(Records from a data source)
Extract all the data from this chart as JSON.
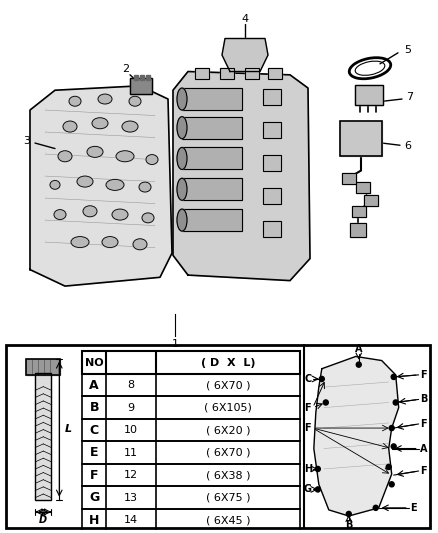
{
  "bg_color": "#ffffff",
  "table_rows": [
    {
      "letter": "A",
      "no": "8",
      "dim": "( 6X70 )"
    },
    {
      "letter": "B",
      "no": "9",
      "dim": "( 6X105)"
    },
    {
      "letter": "C",
      "no": "10",
      "dim": "( 6X20 )"
    },
    {
      "letter": "E",
      "no": "11",
      "dim": "( 6X70 )"
    },
    {
      "letter": "F",
      "no": "12",
      "dim": "( 6X38 )"
    },
    {
      "letter": "G",
      "no": "13",
      "dim": "( 6X75 )"
    },
    {
      "letter": "H",
      "no": "14",
      "dim": "( 6X45 )"
    }
  ]
}
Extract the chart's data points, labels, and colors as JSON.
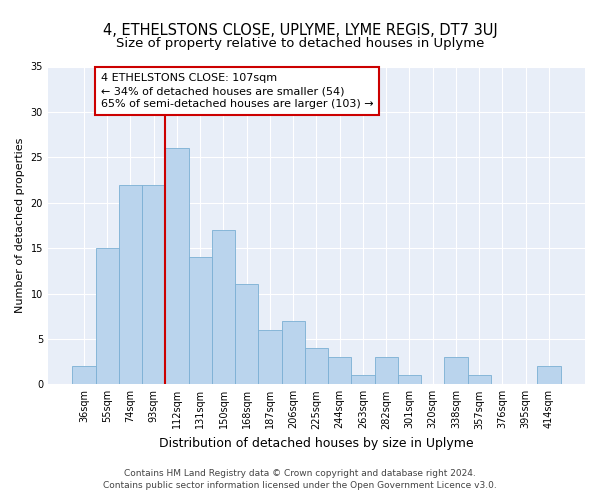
{
  "title": "4, ETHELSTONS CLOSE, UPLYME, LYME REGIS, DT7 3UJ",
  "subtitle": "Size of property relative to detached houses in Uplyme",
  "xlabel": "Distribution of detached houses by size in Uplyme",
  "ylabel": "Number of detached properties",
  "categories": [
    "36sqm",
    "55sqm",
    "74sqm",
    "93sqm",
    "112sqm",
    "131sqm",
    "150sqm",
    "168sqm",
    "187sqm",
    "206sqm",
    "225sqm",
    "244sqm",
    "263sqm",
    "282sqm",
    "301sqm",
    "320sqm",
    "338sqm",
    "357sqm",
    "376sqm",
    "395sqm",
    "414sqm"
  ],
  "values": [
    2,
    15,
    22,
    22,
    26,
    14,
    17,
    11,
    6,
    7,
    4,
    3,
    1,
    3,
    1,
    0,
    3,
    1,
    0,
    0,
    2
  ],
  "bar_color": "#bad4ed",
  "bar_edgecolor": "#7bafd4",
  "bg_color": "#e8eef8",
  "grid_color": "#ffffff",
  "annotation_text": "4 ETHELSTONS CLOSE: 107sqm\n← 34% of detached houses are smaller (54)\n65% of semi-detached houses are larger (103) →",
  "annotation_box_color": "#ffffff",
  "annotation_box_edgecolor": "#cc0000",
  "vline_color": "#cc0000",
  "ylim": [
    0,
    35
  ],
  "yticks": [
    0,
    5,
    10,
    15,
    20,
    25,
    30,
    35
  ],
  "footer": "Contains HM Land Registry data © Crown copyright and database right 2024.\nContains public sector information licensed under the Open Government Licence v3.0.",
  "title_fontsize": 10.5,
  "subtitle_fontsize": 9.5,
  "xlabel_fontsize": 9,
  "ylabel_fontsize": 8,
  "tick_fontsize": 7,
  "annotation_fontsize": 8,
  "footer_fontsize": 6.5
}
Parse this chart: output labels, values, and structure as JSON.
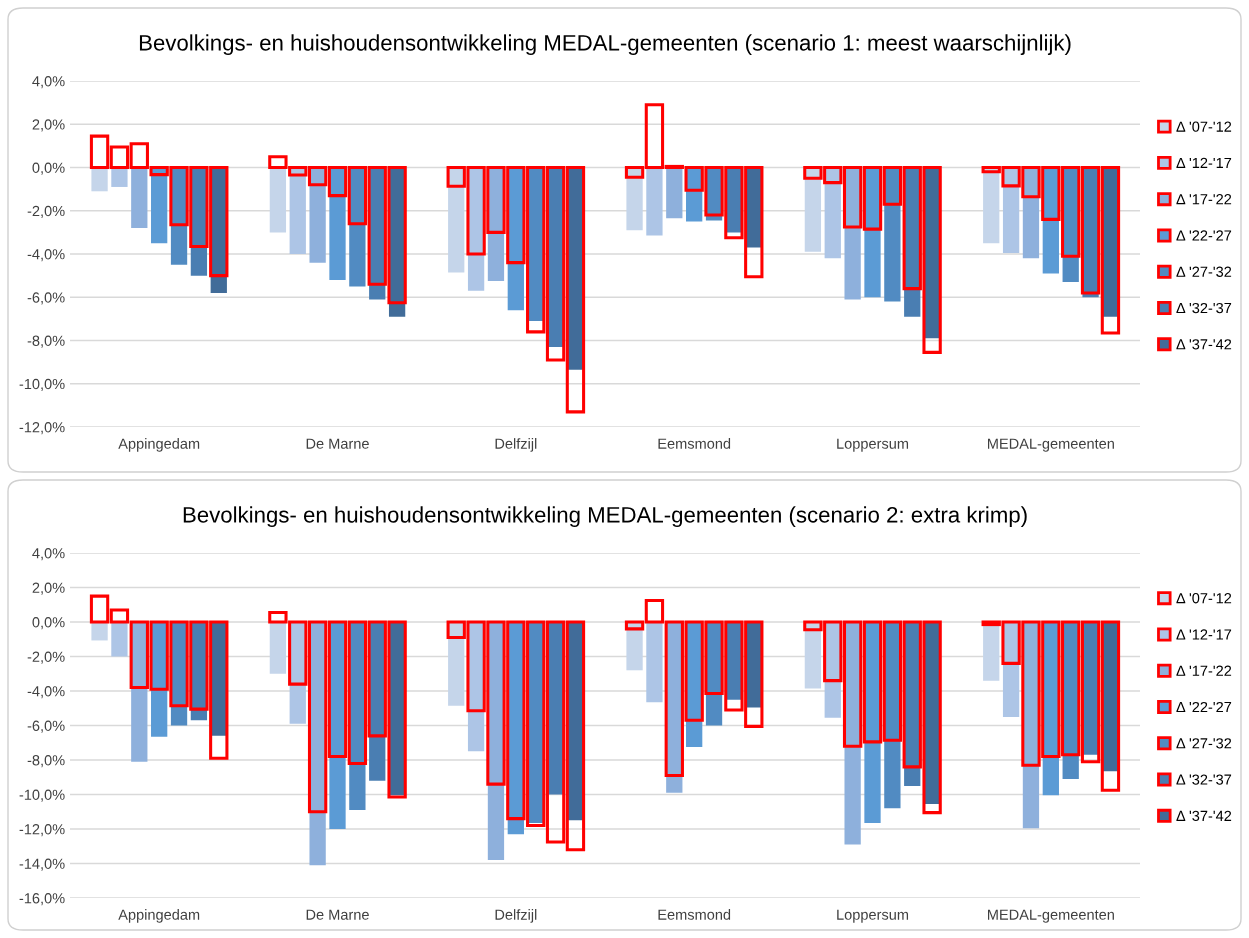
{
  "chart_data": [
    {
      "type": "bar",
      "title": "Bevolkings- en huishoudensontwikkeling MEDAL-gemeenten (scenario 1: meest waarschijnlijk)",
      "categories": [
        "Appingedam",
        "De Marne",
        "Delfzijl",
        "Eemsmond",
        "Loppersum",
        "MEDAL-gemeenten"
      ],
      "ylim": [
        -12,
        4
      ],
      "yticks": [
        {
          "value": 4,
          "label": "4,0%"
        },
        {
          "value": 2,
          "label": "2,0%"
        },
        {
          "value": 0,
          "label": "0,0%"
        },
        {
          "value": -2,
          "label": "-2,0%"
        },
        {
          "value": -4,
          "label": "-4,0%"
        },
        {
          "value": -6,
          "label": "-6,0%"
        },
        {
          "value": -8,
          "label": "-8,0%"
        },
        {
          "value": -10,
          "label": "-10,0%"
        },
        {
          "value": -12,
          "label": "-12,0%"
        }
      ],
      "grid": "y",
      "legend": "right",
      "series": [
        {
          "name": "Δ '07-'12",
          "color": "#c5d5ea",
          "values": [
            -1.1,
            -3.0,
            -4.85,
            -2.9,
            -3.9,
            -3.5
          ]
        },
        {
          "name": "Δ '12-'17",
          "color": "#adc5e6",
          "values": [
            -0.9,
            -4.0,
            -5.7,
            -3.15,
            -4.2,
            -3.95
          ]
        },
        {
          "name": "Δ '17-'22",
          "color": "#8eb0dc",
          "values": [
            -2.8,
            -4.4,
            -5.25,
            -2.35,
            -6.1,
            -4.2
          ]
        },
        {
          "name": "Δ '22-'27",
          "color": "#5b9bd5",
          "values": [
            -3.5,
            -5.2,
            -6.6,
            -2.5,
            -6.0,
            -4.9
          ]
        },
        {
          "name": "Δ '27-'32",
          "color": "#518bc2",
          "values": [
            -4.5,
            -5.5,
            -7.1,
            -2.45,
            -6.2,
            -5.3
          ]
        },
        {
          "name": "Δ '32-'37",
          "color": "#4a7eb2",
          "values": [
            -5.0,
            -6.1,
            -8.3,
            -3.0,
            -6.9,
            -6.0
          ]
        },
        {
          "name": "Δ '37-'42",
          "color": "#416c99",
          "values": [
            -5.8,
            -6.9,
            -9.35,
            -3.7,
            -7.9,
            -6.9
          ]
        },
        {
          "color": "#ff0000",
          "values": [
            1.45,
            0.5,
            -0.87,
            -0.45,
            -0.5,
            -0.2
          ]
        },
        {
          "color": "#ff0000",
          "values": [
            0.95,
            -0.35,
            -4.0,
            2.9,
            -0.7,
            -0.85
          ]
        },
        {
          "color": "#ff0000",
          "values": [
            1.1,
            -0.8,
            -3.0,
            0.05,
            -2.75,
            -1.35
          ]
        },
        {
          "color": "#ff0000",
          "values": [
            -0.33,
            -1.3,
            -4.4,
            -1.05,
            -2.85,
            -2.4
          ]
        },
        {
          "color": "#ff0000",
          "values": [
            -2.65,
            -2.6,
            -7.6,
            -2.2,
            -1.7,
            -4.1
          ]
        },
        {
          "color": "#ff0000",
          "values": [
            -3.65,
            -5.4,
            -8.9,
            -3.25,
            -5.6,
            -5.8
          ]
        },
        {
          "color": "#ff0000",
          "values": [
            -5.0,
            -6.25,
            -11.3,
            -5.05,
            -8.55,
            -7.65
          ]
        }
      ]
    },
    {
      "type": "bar",
      "title": "Bevolkings- en huishoudensontwikkeling MEDAL-gemeenten (scenario 2: extra krimp)",
      "categories": [
        "Appingedam",
        "De Marne",
        "Delfzijl",
        "Eemsmond",
        "Loppersum",
        "MEDAL-gemeenten"
      ],
      "ylim": [
        -16,
        4
      ],
      "yticks": [
        {
          "value": 4,
          "label": "4,0%"
        },
        {
          "value": 2,
          "label": "2,0%"
        },
        {
          "value": 0,
          "label": "0,0%"
        },
        {
          "value": -2,
          "label": "-2,0%"
        },
        {
          "value": -4,
          "label": "-4,0%"
        },
        {
          "value": -6,
          "label": "-6,0%"
        },
        {
          "value": -8,
          "label": "-8,0%"
        },
        {
          "value": -10,
          "label": "-10,0%"
        },
        {
          "value": -12,
          "label": "-12,0%"
        },
        {
          "value": -14,
          "label": "-14,0%"
        },
        {
          "value": -16,
          "label": "-16,0%"
        }
      ],
      "grid": "y",
      "legend": "right",
      "series": [
        {
          "name": "Δ '07-'12",
          "color": "#c5d5ea",
          "values": [
            -1.07,
            -3.0,
            -4.85,
            -2.8,
            -3.85,
            -3.4
          ]
        },
        {
          "name": "Δ '12-'17",
          "color": "#adc5e6",
          "values": [
            -2.0,
            -5.9,
            -7.5,
            -4.65,
            -5.55,
            -5.5
          ]
        },
        {
          "name": "Δ '17-'22",
          "color": "#8eb0dc",
          "values": [
            -8.1,
            -14.1,
            -13.8,
            -9.9,
            -12.9,
            -11.95
          ]
        },
        {
          "name": "Δ '22-'27",
          "color": "#5b9bd5",
          "values": [
            -6.65,
            -12.0,
            -12.3,
            -7.25,
            -11.65,
            -10.05
          ]
        },
        {
          "name": "Δ '27-'32",
          "color": "#518bc2",
          "values": [
            -6.0,
            -10.9,
            -11.65,
            -6.0,
            -10.8,
            -9.1
          ]
        },
        {
          "name": "Δ '32-'37",
          "color": "#4a7eb2",
          "values": [
            -5.7,
            -9.2,
            -10.0,
            -4.5,
            -9.5,
            -7.7
          ]
        },
        {
          "name": "Δ '37-'42",
          "color": "#416c99",
          "values": [
            -6.6,
            -10.05,
            -11.5,
            -4.95,
            -10.55,
            -8.65
          ]
        },
        {
          "color": "#ff0000",
          "values": [
            1.5,
            0.55,
            -0.9,
            -0.4,
            -0.45,
            -0.15
          ]
        },
        {
          "color": "#ff0000",
          "values": [
            0.7,
            -3.6,
            -5.15,
            1.25,
            -3.4,
            -2.4
          ]
        },
        {
          "color": "#ff0000",
          "values": [
            -3.8,
            -11.0,
            -9.4,
            -8.9,
            -7.2,
            -8.3
          ]
        },
        {
          "color": "#ff0000",
          "values": [
            -3.9,
            -7.8,
            -11.4,
            -5.7,
            -6.95,
            -7.8
          ]
        },
        {
          "color": "#ff0000",
          "values": [
            -4.85,
            -8.2,
            -11.8,
            -4.15,
            -6.85,
            -7.7
          ]
        },
        {
          "color": "#ff0000",
          "values": [
            -5.05,
            -6.6,
            -12.75,
            -5.1,
            -8.4,
            -8.1
          ]
        },
        {
          "color": "#ff0000",
          "values": [
            -7.9,
            -10.15,
            -13.2,
            -6.05,
            -11.05,
            -9.75
          ]
        }
      ]
    }
  ]
}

### [The request]
Copy every single line of the material above that holds "ffffff".

### [Complete answer]
  "bg_color": "#ffffff",
  "grid_color": "#ffffff",
  "annotation_box_color": "#ffffff",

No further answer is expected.